=== Records provided ===

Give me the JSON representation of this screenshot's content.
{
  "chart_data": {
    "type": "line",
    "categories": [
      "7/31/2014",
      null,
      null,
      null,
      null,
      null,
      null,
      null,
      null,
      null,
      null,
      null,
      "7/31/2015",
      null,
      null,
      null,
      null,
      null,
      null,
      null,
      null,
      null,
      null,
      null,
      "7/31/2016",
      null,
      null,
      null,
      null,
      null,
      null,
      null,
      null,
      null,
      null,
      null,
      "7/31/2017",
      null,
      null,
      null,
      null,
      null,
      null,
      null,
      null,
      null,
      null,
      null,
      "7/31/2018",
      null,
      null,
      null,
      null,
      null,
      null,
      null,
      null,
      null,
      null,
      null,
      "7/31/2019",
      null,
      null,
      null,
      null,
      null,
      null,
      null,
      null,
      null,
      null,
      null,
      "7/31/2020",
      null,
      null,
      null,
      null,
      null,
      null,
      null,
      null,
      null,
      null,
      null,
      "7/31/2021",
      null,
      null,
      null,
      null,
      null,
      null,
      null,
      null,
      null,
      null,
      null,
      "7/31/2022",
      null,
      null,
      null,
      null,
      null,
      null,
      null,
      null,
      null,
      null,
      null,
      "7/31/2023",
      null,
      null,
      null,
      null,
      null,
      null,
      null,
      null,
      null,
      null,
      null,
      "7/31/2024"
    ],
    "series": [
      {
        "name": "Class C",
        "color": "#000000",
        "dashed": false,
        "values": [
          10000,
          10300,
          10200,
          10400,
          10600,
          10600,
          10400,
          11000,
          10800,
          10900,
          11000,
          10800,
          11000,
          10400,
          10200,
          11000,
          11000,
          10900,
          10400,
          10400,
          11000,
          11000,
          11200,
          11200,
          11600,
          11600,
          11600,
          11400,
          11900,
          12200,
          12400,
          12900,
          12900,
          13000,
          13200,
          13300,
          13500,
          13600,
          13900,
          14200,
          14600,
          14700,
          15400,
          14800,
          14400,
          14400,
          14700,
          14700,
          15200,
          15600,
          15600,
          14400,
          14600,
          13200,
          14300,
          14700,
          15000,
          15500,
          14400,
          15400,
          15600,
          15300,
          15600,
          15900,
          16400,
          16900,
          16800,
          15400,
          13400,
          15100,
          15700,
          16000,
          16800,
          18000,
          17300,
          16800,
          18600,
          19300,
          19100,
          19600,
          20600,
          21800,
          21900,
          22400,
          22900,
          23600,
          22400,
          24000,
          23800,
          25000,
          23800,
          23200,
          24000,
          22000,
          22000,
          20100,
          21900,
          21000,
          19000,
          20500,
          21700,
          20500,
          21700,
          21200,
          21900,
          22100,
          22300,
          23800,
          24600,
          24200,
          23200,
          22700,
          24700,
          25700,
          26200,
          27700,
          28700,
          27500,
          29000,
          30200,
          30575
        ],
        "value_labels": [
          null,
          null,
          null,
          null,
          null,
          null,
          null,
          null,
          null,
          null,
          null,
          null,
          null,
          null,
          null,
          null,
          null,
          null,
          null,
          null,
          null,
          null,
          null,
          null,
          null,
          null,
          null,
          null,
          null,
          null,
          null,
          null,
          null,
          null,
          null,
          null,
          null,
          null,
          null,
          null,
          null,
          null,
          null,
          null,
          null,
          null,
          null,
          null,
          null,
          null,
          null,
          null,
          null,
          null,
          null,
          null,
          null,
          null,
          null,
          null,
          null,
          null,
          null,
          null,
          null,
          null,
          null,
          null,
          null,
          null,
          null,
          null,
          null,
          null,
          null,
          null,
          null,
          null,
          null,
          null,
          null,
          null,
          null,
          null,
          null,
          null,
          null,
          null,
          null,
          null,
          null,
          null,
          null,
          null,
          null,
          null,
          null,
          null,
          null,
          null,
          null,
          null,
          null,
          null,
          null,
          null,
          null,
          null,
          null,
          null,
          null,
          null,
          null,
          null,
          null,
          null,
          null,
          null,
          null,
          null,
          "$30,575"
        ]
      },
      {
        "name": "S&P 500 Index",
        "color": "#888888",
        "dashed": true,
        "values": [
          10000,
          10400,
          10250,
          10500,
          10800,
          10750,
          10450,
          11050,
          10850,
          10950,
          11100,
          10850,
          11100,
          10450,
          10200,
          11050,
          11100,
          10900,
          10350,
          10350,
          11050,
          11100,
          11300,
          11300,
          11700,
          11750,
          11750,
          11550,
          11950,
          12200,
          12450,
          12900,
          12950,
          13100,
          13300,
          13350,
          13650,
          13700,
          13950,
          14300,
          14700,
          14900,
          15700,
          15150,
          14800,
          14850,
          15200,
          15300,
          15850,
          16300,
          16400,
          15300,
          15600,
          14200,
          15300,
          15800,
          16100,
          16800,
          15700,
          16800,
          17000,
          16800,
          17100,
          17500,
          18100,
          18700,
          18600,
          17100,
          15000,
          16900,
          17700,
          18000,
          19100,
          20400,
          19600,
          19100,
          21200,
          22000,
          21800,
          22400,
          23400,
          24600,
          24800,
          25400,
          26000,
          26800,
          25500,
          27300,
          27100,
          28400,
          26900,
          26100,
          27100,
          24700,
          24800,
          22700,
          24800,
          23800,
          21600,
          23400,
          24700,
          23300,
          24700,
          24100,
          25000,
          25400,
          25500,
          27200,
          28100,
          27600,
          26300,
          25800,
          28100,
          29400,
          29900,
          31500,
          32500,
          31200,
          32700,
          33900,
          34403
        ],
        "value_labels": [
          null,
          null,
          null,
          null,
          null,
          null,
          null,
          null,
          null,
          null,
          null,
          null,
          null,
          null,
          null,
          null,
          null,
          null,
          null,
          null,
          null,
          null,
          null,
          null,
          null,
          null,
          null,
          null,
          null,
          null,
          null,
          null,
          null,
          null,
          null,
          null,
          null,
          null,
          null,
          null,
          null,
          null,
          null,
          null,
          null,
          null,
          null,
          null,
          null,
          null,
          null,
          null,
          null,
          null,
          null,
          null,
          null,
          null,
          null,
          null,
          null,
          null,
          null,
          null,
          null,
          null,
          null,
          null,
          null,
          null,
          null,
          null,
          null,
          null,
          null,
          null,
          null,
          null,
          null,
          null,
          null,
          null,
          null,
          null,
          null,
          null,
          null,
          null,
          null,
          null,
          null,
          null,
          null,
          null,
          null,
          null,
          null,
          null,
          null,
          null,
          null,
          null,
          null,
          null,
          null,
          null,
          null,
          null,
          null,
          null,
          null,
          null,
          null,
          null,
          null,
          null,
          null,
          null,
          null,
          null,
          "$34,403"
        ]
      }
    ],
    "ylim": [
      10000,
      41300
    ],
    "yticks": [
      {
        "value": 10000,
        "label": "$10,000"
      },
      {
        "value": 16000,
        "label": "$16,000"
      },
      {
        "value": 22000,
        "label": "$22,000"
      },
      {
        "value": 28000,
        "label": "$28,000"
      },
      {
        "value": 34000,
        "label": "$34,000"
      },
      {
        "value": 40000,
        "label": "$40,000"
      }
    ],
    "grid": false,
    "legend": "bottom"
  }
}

===

Instructions for the task — Give a word-for-word copy of the records.

Expected output —
Give me the JSON representation of this screenshot's content.
{
  "chart_data": {
    "type": "line",
    "categories": [
      "7/31/2014",
      null,
      null,
      null,
      null,
      null,
      null,
      null,
      null,
      null,
      null,
      null,
      "7/31/2015",
      null,
      null,
      null,
      null,
      null,
      null,
      null,
      null,
      null,
      null,
      null,
      "7/31/2016",
      null,
      null,
      null,
      null,
      null,
      null,
      null,
      null,
      null,
      null,
      null,
      "7/31/2017",
      null,
      null,
      null,
      null,
      null,
      null,
      null,
      null,
      null,
      null,
      null,
      "7/31/2018",
      null,
      null,
      null,
      null,
      null,
      null,
      null,
      null,
      null,
      null,
      null,
      "7/31/2019",
      null,
      null,
      null,
      null,
      null,
      null,
      null,
      null,
      null,
      null,
      null,
      "7/31/2020",
      null,
      null,
      null,
      null,
      null,
      null,
      null,
      null,
      null,
      null,
      null,
      "7/31/2021",
      null,
      null,
      null,
      null,
      null,
      null,
      null,
      null,
      null,
      null,
      null,
      "7/31/2022",
      null,
      null,
      null,
      null,
      null,
      null,
      null,
      null,
      null,
      null,
      null,
      "7/31/2023",
      null,
      null,
      null,
      null,
      null,
      null,
      null,
      null,
      null,
      null,
      null,
      "7/31/2024"
    ],
    "series": [
      {
        "name": "Class C",
        "color": "#000000",
        "dashed": false,
        "values": [
          10000,
          10300,
          10200,
          10400,
          10600,
          10600,
          10400,
          11000,
          10800,
          10900,
          11000,
          10800,
          11000,
          10400,
          10200,
          11000,
          11000,
          10900,
          10400,
          10400,
          11000,
          11000,
          11200,
          11200,
          11600,
          11600,
          11600,
          11400,
          11900,
          12200,
          12400,
          12900,
          12900,
          13000,
          13200,
          13300,
          13500,
          13600,
          13900,
          14200,
          14600,
          14700,
          15400,
          14800,
          14400,
          14400,
          14700,
          14700,
          15200,
          15600,
          15600,
          14400,
          14600,
          13200,
          14300,
          14700,
          15000,
          15500,
          14400,
          15400,
          15600,
          15300,
          15600,
          15900,
          16400,
          16900,
          16800,
          15400,
          13400,
          15100,
          15700,
          16000,
          16800,
          18000,
          17300,
          16800,
          18600,
          19300,
          19100,
          19600,
          20600,
          21800,
          21900,
          22400,
          22900,
          23600,
          22400,
          24000,
          23800,
          25000,
          23800,
          23200,
          24000,
          22000,
          22000,
          20100,
          21900,
          21000,
          19000,
          20500,
          21700,
          20500,
          21700,
          21200,
          21900,
          22100,
          22300,
          23800,
          24600,
          24200,
          23200,
          22700,
          24700,
          25700,
          26200,
          27700,
          28700,
          27500,
          29000,
          30200,
          30575
        ],
        "value_labels": [
          null,
          null,
          null,
          null,
          null,
          null,
          null,
          null,
          null,
          null,
          null,
          null,
          null,
          null,
          null,
          null,
          null,
          null,
          null,
          null,
          null,
          null,
          null,
          null,
          null,
          null,
          null,
          null,
          null,
          null,
          null,
          null,
          null,
          null,
          null,
          null,
          null,
          null,
          null,
          null,
          null,
          null,
          null,
          null,
          null,
          null,
          null,
          null,
          null,
          null,
          null,
          null,
          null,
          null,
          null,
          null,
          null,
          null,
          null,
          null,
          null,
          null,
          null,
          null,
          null,
          null,
          null,
          null,
          null,
          null,
          null,
          null,
          null,
          null,
          null,
          null,
          null,
          null,
          null,
          null,
          null,
          null,
          null,
          null,
          null,
          null,
          null,
          null,
          null,
          null,
          null,
          null,
          null,
          null,
          null,
          null,
          null,
          null,
          null,
          null,
          null,
          null,
          null,
          null,
          null,
          null,
          null,
          null,
          null,
          null,
          null,
          null,
          null,
          null,
          null,
          null,
          null,
          null,
          null,
          null,
          "$30,575"
        ]
      },
      {
        "name": "S&P 500 Index",
        "color": "#888888",
        "dashed": true,
        "values": [
          10000,
          10400,
          10250,
          10500,
          10800,
          10750,
          10450,
          11050,
          10850,
          10950,
          11100,
          10850,
          11100,
          10450,
          10200,
          11050,
          11100,
          10900,
          10350,
          10350,
          11050,
          11100,
          11300,
          11300,
          11700,
          11750,
          11750,
          11550,
          11950,
          12200,
          12450,
          12900,
          12950,
          13100,
          13300,
          13350,
          13650,
          13700,
          13950,
          14300,
          14700,
          14900,
          15700,
          15150,
          14800,
          14850,
          15200,
          15300,
          15850,
          16300,
          16400,
          15300,
          15600,
          14200,
          15300,
          15800,
          16100,
          16800,
          15700,
          16800,
          17000,
          16800,
          17100,
          17500,
          18100,
          18700,
          18600,
          17100,
          15000,
          16900,
          17700,
          18000,
          19100,
          20400,
          19600,
          19100,
          21200,
          22000,
          21800,
          22400,
          23400,
          24600,
          24800,
          25400,
          26000,
          26800,
          25500,
          27300,
          27100,
          28400,
          26900,
          26100,
          27100,
          24700,
          24800,
          22700,
          24800,
          23800,
          21600,
          23400,
          24700,
          23300,
          24700,
          24100,
          25000,
          25400,
          25500,
          27200,
          28100,
          27600,
          26300,
          25800,
          28100,
          29400,
          29900,
          31500,
          32500,
          31200,
          32700,
          33900,
          34403
        ],
        "value_labels": [
          null,
          null,
          null,
          null,
          null,
          null,
          null,
          null,
          null,
          null,
          null,
          null,
          null,
          null,
          null,
          null,
          null,
          null,
          null,
          null,
          null,
          null,
          null,
          null,
          null,
          null,
          null,
          null,
          null,
          null,
          null,
          null,
          null,
          null,
          null,
          null,
          null,
          null,
          null,
          null,
          null,
          null,
          null,
          null,
          null,
          null,
          null,
          null,
          null,
          null,
          null,
          null,
          null,
          null,
          null,
          null,
          null,
          null,
          null,
          null,
          null,
          null,
          null,
          null,
          null,
          null,
          null,
          null,
          null,
          null,
          null,
          null,
          null,
          null,
          null,
          null,
          null,
          null,
          null,
          null,
          null,
          null,
          null,
          null,
          null,
          null,
          null,
          null,
          null,
          null,
          null,
          null,
          null,
          null,
          null,
          null,
          null,
          null,
          null,
          null,
          null,
          null,
          null,
          null,
          null,
          null,
          null,
          null,
          null,
          null,
          null,
          null,
          null,
          null,
          null,
          null,
          null,
          null,
          null,
          null,
          "$34,403"
        ]
      }
    ],
    "ylim": [
      10000,
      41300
    ],
    "yticks": [
      {
        "value": 10000,
        "label": "$10,000"
      },
      {
        "value": 16000,
        "label": "$16,000"
      },
      {
        "value": 22000,
        "label": "$22,000"
      },
      {
        "value": 28000,
        "label": "$28,000"
      },
      {
        "value": 34000,
        "label": "$34,000"
      },
      {
        "value": 40000,
        "label": "$40,000"
      }
    ],
    "grid": false,
    "legend": "bottom"
  }
}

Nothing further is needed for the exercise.